STATED TASK:
Word for word, set down the records and skip each picture.

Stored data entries
****
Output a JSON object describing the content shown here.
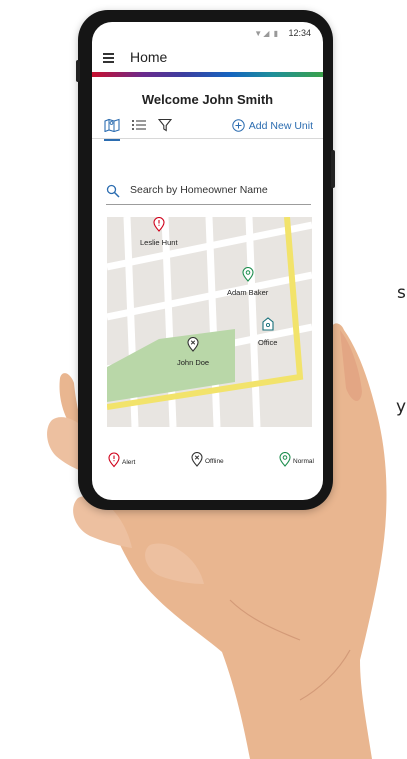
{
  "background": {
    "letter_s": "s",
    "letter_y": "y"
  },
  "status_bar": {
    "time": "12:34",
    "icons": "▼◢ ▮"
  },
  "app_bar": {
    "title": "Home",
    "menu_icon": "menu-icon"
  },
  "welcome": "Welcome John Smith",
  "toolbar": {
    "views": [
      "map-view-icon",
      "list-view-icon",
      "filter-icon"
    ],
    "add_unit_label": "Add New Unit"
  },
  "search": {
    "placeholder": "Search by Homeowner Name"
  },
  "map": {
    "markers": [
      {
        "label": "Leslie Hunt",
        "status": "alert"
      },
      {
        "label": "Adam Baker",
        "status": "normal"
      },
      {
        "label": "Office",
        "status": "office"
      },
      {
        "label": "John Doe",
        "status": "offline"
      }
    ]
  },
  "legend": [
    {
      "label": "Alert",
      "color": "#d0021b"
    },
    {
      "label": "Offline",
      "color": "#333333"
    },
    {
      "label": "Normal",
      "color": "#1e8e4e"
    }
  ],
  "colors": {
    "accent": "#2b6cb0",
    "alert": "#d0021b",
    "normal": "#1e8e4e",
    "office": "#17707a"
  }
}
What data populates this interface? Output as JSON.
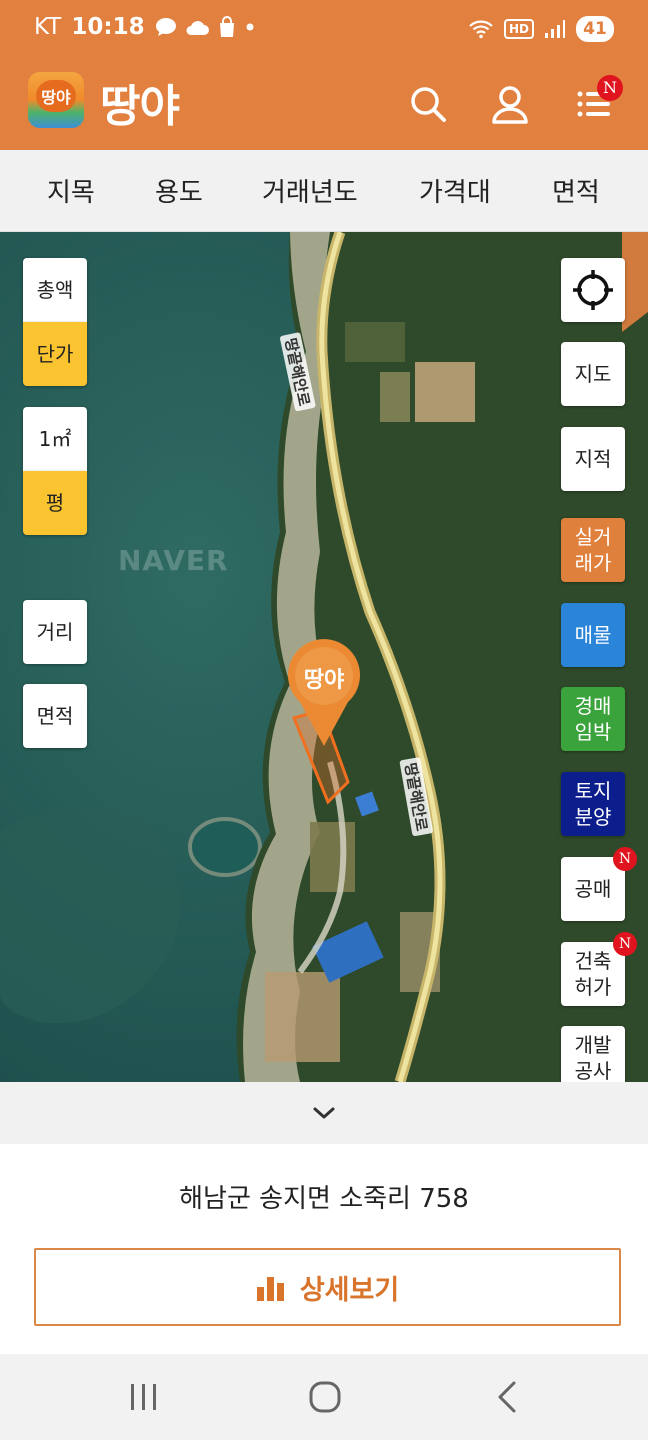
{
  "status_bar": {
    "carrier": "KT",
    "time": "10:18",
    "hd": "HD",
    "battery": "41"
  },
  "header": {
    "logo_badge": "땅야",
    "logo_text": "땅야",
    "menu_badge": "N"
  },
  "filters": [
    "지목",
    "용도",
    "거래년도",
    "가격대",
    "면적"
  ],
  "map": {
    "watermark": "NAVER",
    "road_name": "땅끝해안로",
    "marker_label": "땅야",
    "left_controls": {
      "total": "총액",
      "unit_price": "단가",
      "sqm": "1㎡",
      "pyeong": "평",
      "distance": "거리",
      "area": "면적"
    },
    "right_controls": {
      "map": "지도",
      "cadastral": "지적",
      "real_trade_1": "실거",
      "real_trade_2": "래가",
      "listings": "매물",
      "auction_1": "경매",
      "auction_2": "임박",
      "land_1": "토지",
      "land_2": "분양",
      "public_sale": "공매",
      "permit_1": "건축",
      "permit_2": "허가",
      "dev_1": "개발",
      "dev_2": "공사",
      "badge": "N"
    }
  },
  "info_panel": {
    "address": "해남군 송지면 소죽리 758",
    "detail_button": "상세보기"
  },
  "colors": {
    "brand_orange": "#e2803f",
    "unit_yellow": "#f9c42f",
    "listing_blue": "#2a84d8",
    "auction_green": "#3aa33b",
    "land_navy": "#0c1e8c",
    "badge_red": "#e0141e"
  }
}
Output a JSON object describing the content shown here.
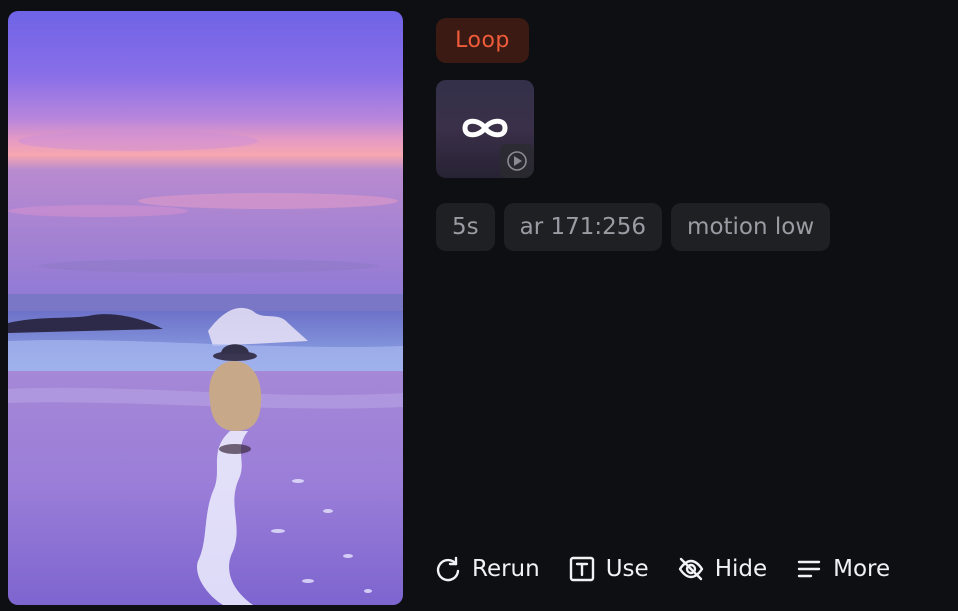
****
WORKED SOLUTION:
Output a JSON object describing the content shown here.
{
  "background": {
    "letter_s": "s",
    "letter_y": "y"
  },
  "status_bar": {
    "time": "12:34",
    "icons": "▼◢ ▮"
  },
  "app_bar": {
    "title": "Home",
    "menu_icon": "menu-icon"
  },
  "welcome": "Welcome John Smith",
  "toolbar": {
    "views": [
      "map-view-icon",
      "list-view-icon",
      "filter-icon"
    ],
    "add_unit_label": "Add New Unit"
  },
  "search": {
    "placeholder": "Search by Homeowner Name"
  },
  "map": {
    "markers": [
      {
        "label": "Leslie Hunt",
        "status": "alert"
      },
      {
        "label": "Adam Baker",
        "status": "normal"
      },
      {
        "label": "Office",
        "status": "office"
      },
      {
        "label": "John Doe",
        "status": "offline"
      }
    ]
  },
  "legend": [
    {
      "label": "Alert",
      "color": "#d0021b"
    },
    {
      "label": "Offline",
      "color": "#333333"
    },
    {
      "label": "Normal",
      "color": "#1e8e4e"
    }
  ],
  "colors": {
    "accent": "#2b6cb0",
    "alert": "#d0021b",
    "normal": "#1e8e4e",
    "office": "#17707a"
  }
}
What data populates this interface? Output as JSON.
{
  "status_bar": {
    "carrier": "KT",
    "time": "10:18",
    "hd": "HD",
    "battery": "41"
  },
  "header": {
    "logo_badge": "땅야",
    "logo_text": "땅야",
    "menu_badge": "N"
  },
  "filters": [
    "지목",
    "용도",
    "거래년도",
    "가격대",
    "면적"
  ],
  "map": {
    "watermark": "NAVER",
    "road_name": "땅끝해안로",
    "marker_label": "땅야",
    "left_controls": {
      "total": "총액",
      "unit_price": "단가",
      "sqm": "1㎡",
      "pyeong": "평",
      "distance": "거리",
      "area": "면적"
    },
    "right_controls": {
      "map": "지도",
      "cadastral": "지적",
      "real_trade_1": "실거",
      "real_trade_2": "래가",
      "listings": "매물",
      "auction_1": "경매",
      "auction_2": "임박",
      "land_1": "토지",
      "land_2": "분양",
      "public_sale": "공매",
      "permit_1": "건축",
      "permit_2": "허가",
      "dev_1": "개발",
      "dev_2": "공사",
      "badge": "N"
    }
  },
  "info_panel": {
    "address": "해남군 송지면 소죽리 758",
    "detail_button": "상세보기"
  },
  "colors": {
    "brand_orange": "#e2803f",
    "unit_yellow": "#f9c42f",
    "listing_blue": "#2a84d8",
    "auction_green": "#3aa33b",
    "land_navy": "#0c1e8c",
    "badge_red": "#e0141e"
  }
}
Output a JSON object describing the content shown here.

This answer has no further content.